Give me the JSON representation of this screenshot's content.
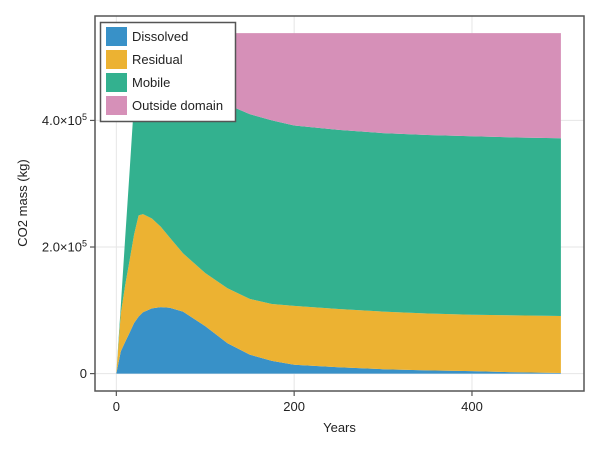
{
  "chart_data": {
    "type": "area",
    "stacked": true,
    "title": "",
    "xlabel": "Years",
    "ylabel": "CO2 mass (kg)",
    "xlim": [
      -24,
      526
    ],
    "ylim": [
      -27500,
      565000
    ],
    "grid": true,
    "legend_position": "top-left",
    "x_ticks": [
      {
        "value": 0,
        "label": "0"
      },
      {
        "value": 200,
        "label": "200"
      },
      {
        "value": 400,
        "label": "400"
      }
    ],
    "y_ticks": [
      {
        "value": 0,
        "label": "0",
        "exp": ""
      },
      {
        "value": 200000,
        "label": "2.0×10",
        "exp": "5"
      },
      {
        "value": 400000,
        "label": "4.0×10",
        "exp": "5"
      }
    ],
    "x": [
      0,
      5,
      10,
      15,
      20,
      25,
      30,
      40,
      50,
      60,
      75,
      100,
      125,
      150,
      175,
      200,
      250,
      300,
      350,
      400,
      450,
      500
    ],
    "series": [
      {
        "name": "Dissolved",
        "color": "#3891c8",
        "values": [
          0,
          35000,
          50000,
          65000,
          80000,
          90000,
          97000,
          103000,
          105000,
          104000,
          98000,
          75000,
          48000,
          30000,
          20000,
          14000,
          10000,
          7000,
          5000,
          4000,
          2000,
          1000
        ]
      },
      {
        "name": "Residual",
        "color": "#ecb232",
        "values": [
          0,
          60000,
          90000,
          115000,
          140000,
          160000,
          155000,
          142000,
          127000,
          111000,
          92000,
          84000,
          87000,
          88000,
          90000,
          93000,
          92000,
          91000,
          90000,
          89000,
          90000,
          90000
        ]
      },
      {
        "name": "Mobile",
        "color": "#33b18f",
        "values": [
          0,
          12000,
          75000,
          142000,
          210000,
          288000,
          283000,
          280000,
          278000,
          280000,
          285000,
          291000,
          290000,
          292000,
          290000,
          285000,
          283000,
          282000,
          282000,
          282000,
          281000,
          281000
        ]
      },
      {
        "name": "Outside domain",
        "color": "#d690b8",
        "values": [
          0,
          0,
          0,
          0,
          0,
          0,
          3000,
          13000,
          28000,
          43000,
          63000,
          88000,
          113000,
          128000,
          138000,
          146000,
          153000,
          158000,
          161000,
          163000,
          165000,
          166000
        ]
      }
    ]
  }
}
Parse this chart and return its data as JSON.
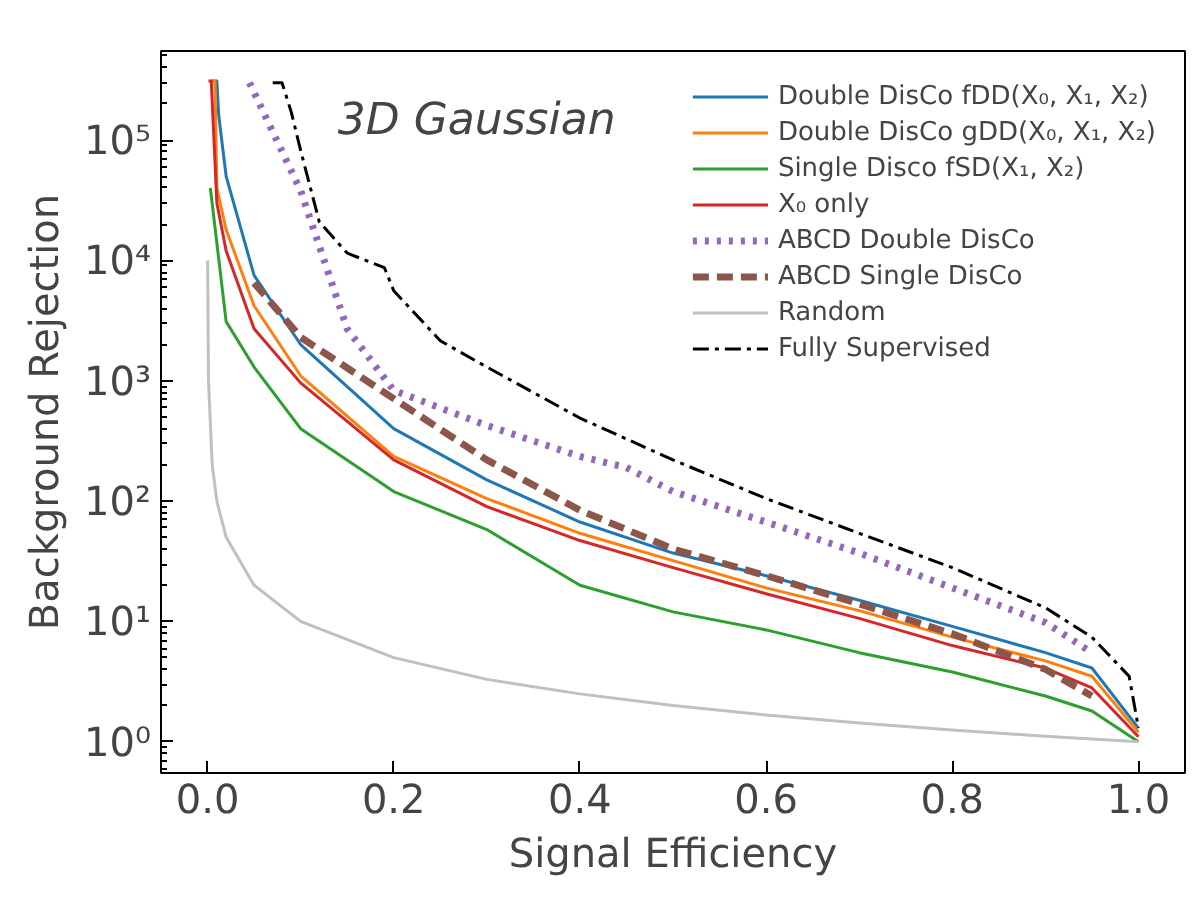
{
  "chart_data": {
    "type": "line",
    "xlabel": "Signal Efficiency",
    "ylabel": "Background Rejection",
    "annotations": [
      "3D Gaussian"
    ],
    "log": "y",
    "grid": false,
    "legend": "top right",
    "marker": "none",
    "xlim": [
      -0.05,
      1.05
    ],
    "xticks": [
      {
        "value": 0,
        "label": "0.0"
      },
      {
        "value": 0.2,
        "label": "0.2"
      },
      {
        "value": 0.4,
        "label": "0.4"
      },
      {
        "value": 0.6,
        "label": "0.6"
      },
      {
        "value": 0.8,
        "label": "0.8"
      },
      {
        "value": 1,
        "label": "1.0"
      }
    ],
    "ylim": [
      0.55,
      550000
    ],
    "yticks": [
      {
        "value": 1,
        "label": "10⁰"
      },
      {
        "value": 10,
        "label": "10¹"
      },
      {
        "value": 100,
        "label": "10²"
      },
      {
        "value": 1000,
        "label": "10³"
      },
      {
        "value": 10000,
        "label": "10⁴"
      },
      {
        "value": 100000,
        "label": "10⁵"
      }
    ],
    "series": [
      {
        "name": "Double DisCo fDD(X₀, X₁, X₂)",
        "color": "#1f77b4",
        "line_style": "solid",
        "x": [
          0.005,
          0.01,
          0.012,
          0.02,
          0.05,
          0.1,
          0.2,
          0.3,
          0.4,
          0.5,
          0.6,
          0.7,
          0.8,
          0.9,
          0.95,
          1.0
        ],
        "values": [
          310000,
          310000,
          160000,
          50000,
          7500,
          2000,
          400,
          150,
          67,
          37,
          24,
          15,
          9.1,
          5.5,
          4.1,
          1.3
        ]
      },
      {
        "name": "Double DisCo gDD(X₀, X₁, X₂)",
        "color": "#ff7f0e",
        "line_style": "solid",
        "x": [
          0.003,
          0.008,
          0.01,
          0.02,
          0.05,
          0.1,
          0.2,
          0.3,
          0.4,
          0.5,
          0.6,
          0.7,
          0.8,
          0.9,
          0.95,
          1.0
        ],
        "values": [
          310000,
          310000,
          40000,
          18000,
          4200,
          1100,
          235,
          105,
          54,
          32,
          19,
          12.3,
          7.4,
          4.7,
          3.5,
          1.2
        ]
      },
      {
        "name": "Single Disco fSD(X₁, X₂)",
        "color": "#2ca02c",
        "line_style": "solid",
        "x": [
          0.003,
          0.02,
          0.05,
          0.1,
          0.2,
          0.3,
          0.4,
          0.5,
          0.6,
          0.7,
          0.8,
          0.9,
          0.95,
          1.0
        ],
        "values": [
          40000,
          3100,
          1300,
          400,
          120,
          58,
          20,
          12,
          8.5,
          5.5,
          3.8,
          2.4,
          1.8,
          1.0
        ]
      },
      {
        "name": "X₀ only",
        "color": "#d62728",
        "line_style": "solid",
        "x": [
          0.001,
          0.004,
          0.01,
          0.02,
          0.05,
          0.1,
          0.2,
          0.3,
          0.4,
          0.5,
          0.6,
          0.7,
          0.8,
          0.9,
          0.95,
          1.0
        ],
        "values": [
          310000,
          310000,
          30000,
          12000,
          2700,
          960,
          220,
          90,
          47,
          28,
          17,
          10.6,
          6.3,
          4.1,
          2.8,
          1.1
        ]
      },
      {
        "name": "ABCD Double DisCo",
        "color": "#9467bd",
        "line_style": "dotted",
        "x": [
          0.045,
          0.1,
          0.15,
          0.2,
          0.3,
          0.4,
          0.45,
          0.5,
          0.6,
          0.7,
          0.8,
          0.9,
          0.95
        ],
        "values": [
          300000,
          38000,
          2700,
          830,
          425,
          235,
          190,
          120,
          67,
          37,
          19,
          9.8,
          5.5
        ]
      },
      {
        "name": "ABCD Single DisCo",
        "color": "#8c564b",
        "line_style": "dashed",
        "x": [
          0.05,
          0.1,
          0.2,
          0.3,
          0.4,
          0.5,
          0.6,
          0.7,
          0.8,
          0.9,
          0.95
        ],
        "values": [
          6500,
          2300,
          710,
          220,
          84,
          40,
          24,
          14,
          7.9,
          4.0,
          2.4
        ]
      },
      {
        "name": "Random",
        "color": "#c0c0c0",
        "line_style": "solid",
        "x": [
          0.0001,
          0.001,
          0.005,
          0.01,
          0.02,
          0.05,
          0.1,
          0.2,
          0.3,
          0.4,
          0.5,
          0.6,
          0.7,
          0.8,
          0.9,
          1.0
        ],
        "values": [
          10000,
          1000,
          200,
          100,
          50,
          20,
          10,
          5,
          3.3,
          2.5,
          2,
          1.67,
          1.43,
          1.25,
          1.11,
          1
        ]
      },
      {
        "name": "Fully Supervised",
        "color": "#000000",
        "line_style": "dashdot",
        "x": [
          0.07,
          0.08,
          0.09,
          0.1,
          0.12,
          0.15,
          0.19,
          0.2,
          0.25,
          0.3,
          0.4,
          0.5,
          0.6,
          0.7,
          0.8,
          0.9,
          0.95,
          0.99,
          1.0
        ],
        "values": [
          300000,
          300000,
          170000,
          82000,
          21000,
          11500,
          8700,
          5600,
          2150,
          1300,
          490,
          220,
          105,
          54,
          28,
          13,
          7.4,
          3.5,
          1.3
        ]
      }
    ]
  }
}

################

--- Exercise details ---
Reproduce each entry precisely. Leave the pictures out.

--- Expected answer ---
Give me the JSON representation of this screenshot's content.
{
  "chart_data": {
    "type": "area",
    "stacked": true,
    "title": "",
    "xlabel": "Years",
    "ylabel": "CO2 mass (kg)",
    "xlim": [
      -24,
      526
    ],
    "ylim": [
      -27500,
      565000
    ],
    "grid": true,
    "legend_position": "top-left",
    "x_ticks": [
      {
        "value": 0,
        "label": "0"
      },
      {
        "value": 200,
        "label": "200"
      },
      {
        "value": 400,
        "label": "400"
      }
    ],
    "y_ticks": [
      {
        "value": 0,
        "label": "0",
        "exp": ""
      },
      {
        "value": 200000,
        "label": "2.0×10",
        "exp": "5"
      },
      {
        "value": 400000,
        "label": "4.0×10",
        "exp": "5"
      }
    ],
    "x": [
      0,
      5,
      10,
      15,
      20,
      25,
      30,
      40,
      50,
      60,
      75,
      100,
      125,
      150,
      175,
      200,
      250,
      300,
      350,
      400,
      450,
      500
    ],
    "series": [
      {
        "name": "Dissolved",
        "color": "#3891c8",
        "values": [
          0,
          35000,
          50000,
          65000,
          80000,
          90000,
          97000,
          103000,
          105000,
          104000,
          98000,
          75000,
          48000,
          30000,
          20000,
          14000,
          10000,
          7000,
          5000,
          4000,
          2000,
          1000
        ]
      },
      {
        "name": "Residual",
        "color": "#ecb232",
        "values": [
          0,
          60000,
          90000,
          115000,
          140000,
          160000,
          155000,
          142000,
          127000,
          111000,
          92000,
          84000,
          87000,
          88000,
          90000,
          93000,
          92000,
          91000,
          90000,
          89000,
          90000,
          90000
        ]
      },
      {
        "name": "Mobile",
        "color": "#33b18f",
        "values": [
          0,
          12000,
          75000,
          142000,
          210000,
          288000,
          283000,
          280000,
          278000,
          280000,
          285000,
          291000,
          290000,
          292000,
          290000,
          285000,
          283000,
          282000,
          282000,
          282000,
          281000,
          281000
        ]
      },
      {
        "name": "Outside domain",
        "color": "#d690b8",
        "values": [
          0,
          0,
          0,
          0,
          0,
          0,
          3000,
          13000,
          28000,
          43000,
          63000,
          88000,
          113000,
          128000,
          138000,
          146000,
          153000,
          158000,
          161000,
          163000,
          165000,
          166000
        ]
      }
    ]
  }
}
Parse this chart and return its data as JSON.
{
  "chart_data": {
    "type": "line",
    "xlabel": "Signal Efficiency",
    "ylabel": "Background Rejection",
    "annotations": [
      "3D Gaussian"
    ],
    "log": "y",
    "grid": false,
    "legend": "top right",
    "marker": "none",
    "xlim": [
      -0.05,
      1.05
    ],
    "xticks": [
      {
        "value": 0,
        "label": "0.0"
      },
      {
        "value": 0.2,
        "label": "0.2"
      },
      {
        "value": 0.4,
        "label": "0.4"
      },
      {
        "value": 0.6,
        "label": "0.6"
      },
      {
        "value": 0.8,
        "label": "0.8"
      },
      {
        "value": 1,
        "label": "1.0"
      }
    ],
    "ylim": [
      0.55,
      550000
    ],
    "yticks": [
      {
        "value": 1,
        "label": "10⁰"
      },
      {
        "value": 10,
        "label": "10¹"
      },
      {
        "value": 100,
        "label": "10²"
      },
      {
        "value": 1000,
        "label": "10³"
      },
      {
        "value": 10000,
        "label": "10⁴"
      },
      {
        "value": 100000,
        "label": "10⁵"
      }
    ],
    "series": [
      {
        "name": "Double DisCo fDD(X₀, X₁, X₂)",
        "color": "#1f77b4",
        "line_style": "solid",
        "x": [
          0.005,
          0.01,
          0.012,
          0.02,
          0.05,
          0.1,
          0.2,
          0.3,
          0.4,
          0.5,
          0.6,
          0.7,
          0.8,
          0.9,
          0.95,
          1.0
        ],
        "values": [
          310000,
          310000,
          160000,
          50000,
          7500,
          2000,
          400,
          150,
          67,
          37,
          24,
          15,
          9.1,
          5.5,
          4.1,
          1.3
        ]
      },
      {
        "name": "Double DisCo gDD(X₀, X₁, X₂)",
        "color": "#ff7f0e",
        "line_style": "solid",
        "x": [
          0.003,
          0.008,
          0.01,
          0.02,
          0.05,
          0.1,
          0.2,
          0.3,
          0.4,
          0.5,
          0.6,
          0.7,
          0.8,
          0.9,
          0.95,
          1.0
        ],
        "values": [
          310000,
          310000,
          40000,
          18000,
          4200,
          1100,
          235,
          105,
          54,
          32,
          19,
          12.3,
          7.4,
          4.7,
          3.5,
          1.2
        ]
      },
      {
        "name": "Single Disco fSD(X₁, X₂)",
        "color": "#2ca02c",
        "line_style": "solid",
        "x": [
          0.003,
          0.02,
          0.05,
          0.1,
          0.2,
          0.3,
          0.4,
          0.5,
          0.6,
          0.7,
          0.8,
          0.9,
          0.95,
          1.0
        ],
        "values": [
          40000,
          3100,
          1300,
          400,
          120,
          58,
          20,
          12,
          8.5,
          5.5,
          3.8,
          2.4,
          1.8,
          1.0
        ]
      },
      {
        "name": "X₀ only",
        "color": "#d62728",
        "line_style": "solid",
        "x": [
          0.001,
          0.004,
          0.01,
          0.02,
          0.05,
          0.1,
          0.2,
          0.3,
          0.4,
          0.5,
          0.6,
          0.7,
          0.8,
          0.9,
          0.95,
          1.0
        ],
        "values": [
          310000,
          310000,
          30000,
          12000,
          2700,
          960,
          220,
          90,
          47,
          28,
          17,
          10.6,
          6.3,
          4.1,
          2.8,
          1.1
        ]
      },
      {
        "name": "ABCD Double DisCo",
        "color": "#9467bd",
        "line_style": "dotted",
        "x": [
          0.045,
          0.1,
          0.15,
          0.2,
          0.3,
          0.4,
          0.45,
          0.5,
          0.6,
          0.7,
          0.8,
          0.9,
          0.95
        ],
        "values": [
          300000,
          38000,
          2700,
          830,
          425,
          235,
          190,
          120,
          67,
          37,
          19,
          9.8,
          5.5
        ]
      },
      {
        "name": "ABCD Single DisCo",
        "color": "#8c564b",
        "line_style": "dashed",
        "x": [
          0.05,
          0.1,
          0.2,
          0.3,
          0.4,
          0.5,
          0.6,
          0.7,
          0.8,
          0.9,
          0.95
        ],
        "values": [
          6500,
          2300,
          710,
          220,
          84,
          40,
          24,
          14,
          7.9,
          4.0,
          2.4
        ]
      },
      {
        "name": "Random",
        "color": "#c0c0c0",
        "line_style": "solid",
        "x": [
          0.0001,
          0.001,
          0.005,
          0.01,
          0.02,
          0.05,
          0.1,
          0.2,
          0.3,
          0.4,
          0.5,
          0.6,
          0.7,
          0.8,
          0.9,
          1.0
        ],
        "values": [
          10000,
          1000,
          200,
          100,
          50,
          20,
          10,
          5,
          3.3,
          2.5,
          2,
          1.67,
          1.43,
          1.25,
          1.11,
          1
        ]
      },
      {
        "name": "Fully Supervised",
        "color": "#000000",
        "line_style": "dashdot",
        "x": [
          0.07,
          0.08,
          0.09,
          0.1,
          0.12,
          0.15,
          0.19,
          0.2,
          0.25,
          0.3,
          0.4,
          0.5,
          0.6,
          0.7,
          0.8,
          0.9,
          0.95,
          0.99,
          1.0
        ],
        "values": [
          300000,
          300000,
          170000,
          82000,
          21000,
          11500,
          8700,
          5600,
          2150,
          1300,
          490,
          220,
          105,
          54,
          28,
          13,
          7.4,
          3.5,
          1.3
        ]
      }
    ]
  }
}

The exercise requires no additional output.